# Task statement:
Using the records below, please work out how many lines contain "name"; answer with the number alone.

# Recorded data:
------------------------------
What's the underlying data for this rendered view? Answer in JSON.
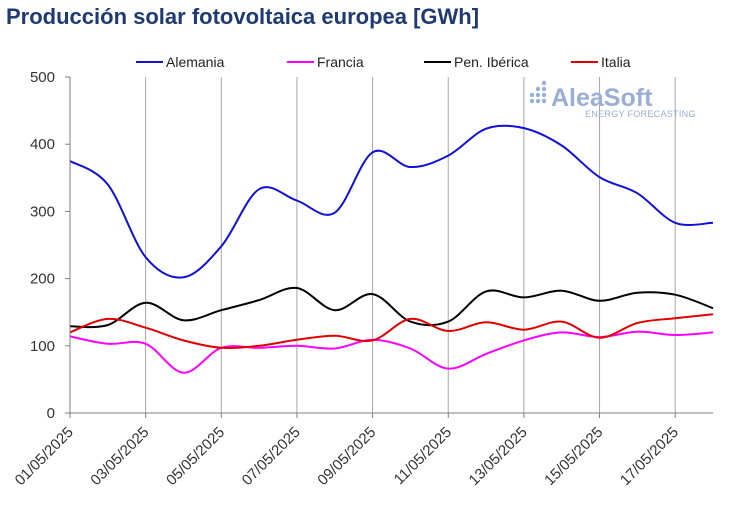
{
  "chart_data": {
    "type": "line",
    "title": "Producción solar fotovoltaica europea [GWh]",
    "xlabel": "",
    "ylabel": "",
    "ylim": [
      0,
      500
    ],
    "yticks": [
      0,
      100,
      200,
      300,
      400,
      500
    ],
    "x": [
      "01/05/2025",
      "02/05/2025",
      "03/05/2025",
      "04/05/2025",
      "05/05/2025",
      "06/05/2025",
      "07/05/2025",
      "08/05/2025",
      "09/05/2025",
      "10/05/2025",
      "11/05/2025",
      "12/05/2025",
      "13/05/2025",
      "14/05/2025",
      "15/05/2025",
      "16/05/2025",
      "17/05/2025",
      "18/05/2025"
    ],
    "xtick_labels": [
      "01/05/2025",
      "03/05/2025",
      "05/05/2025",
      "07/05/2025",
      "09/05/2025",
      "11/05/2025",
      "13/05/2025",
      "15/05/2025",
      "17/05/2025"
    ],
    "series": [
      {
        "name": "Alemania",
        "color": "#1010d8",
        "values": [
          375,
          340,
          232,
          202,
          248,
          333,
          316,
          298,
          388,
          366,
          383,
          423,
          424,
          398,
          351,
          327,
          283,
          283
        ]
      },
      {
        "name": "Francia",
        "color": "#ff00ff",
        "values": [
          114,
          103,
          103,
          60,
          97,
          97,
          100,
          96,
          109,
          96,
          66,
          88,
          108,
          120,
          113,
          121,
          116,
          120
        ]
      },
      {
        "name": "Pen. Ibérica",
        "color": "#000000",
        "values": [
          129,
          131,
          164,
          138,
          153,
          168,
          186,
          153,
          177,
          136,
          136,
          181,
          172,
          182,
          167,
          179,
          176,
          156
        ]
      },
      {
        "name": "Italia",
        "color": "#e00000",
        "values": [
          120,
          140,
          127,
          108,
          97,
          100,
          109,
          115,
          108,
          140,
          122,
          135,
          124,
          136,
          112,
          134,
          141,
          147
        ]
      }
    ],
    "grid": "vertical",
    "legend_position": "top"
  },
  "watermark": {
    "name": "AleaSoft",
    "tagline": "ENERGY FORECASTING",
    "color": "#9aaed6"
  }
}
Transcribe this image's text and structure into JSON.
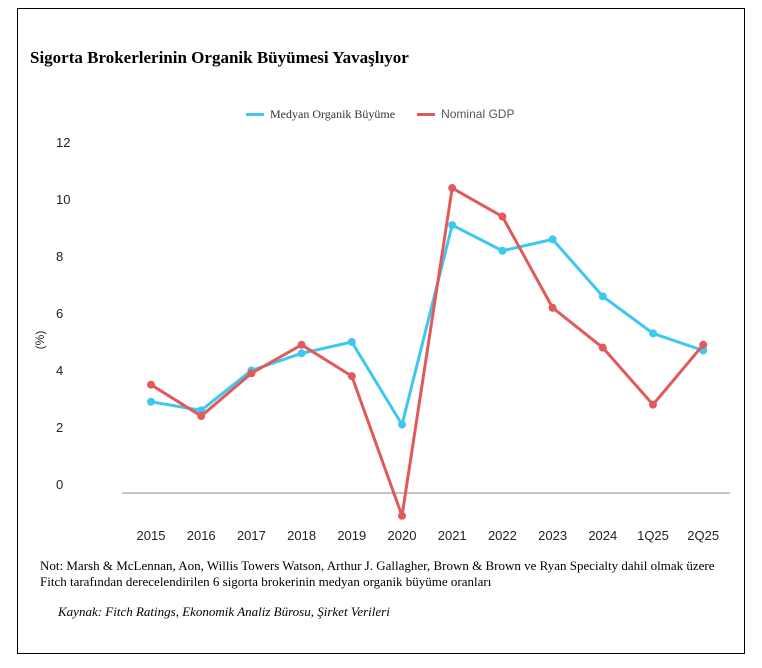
------------------------------
# Exercise answer:
5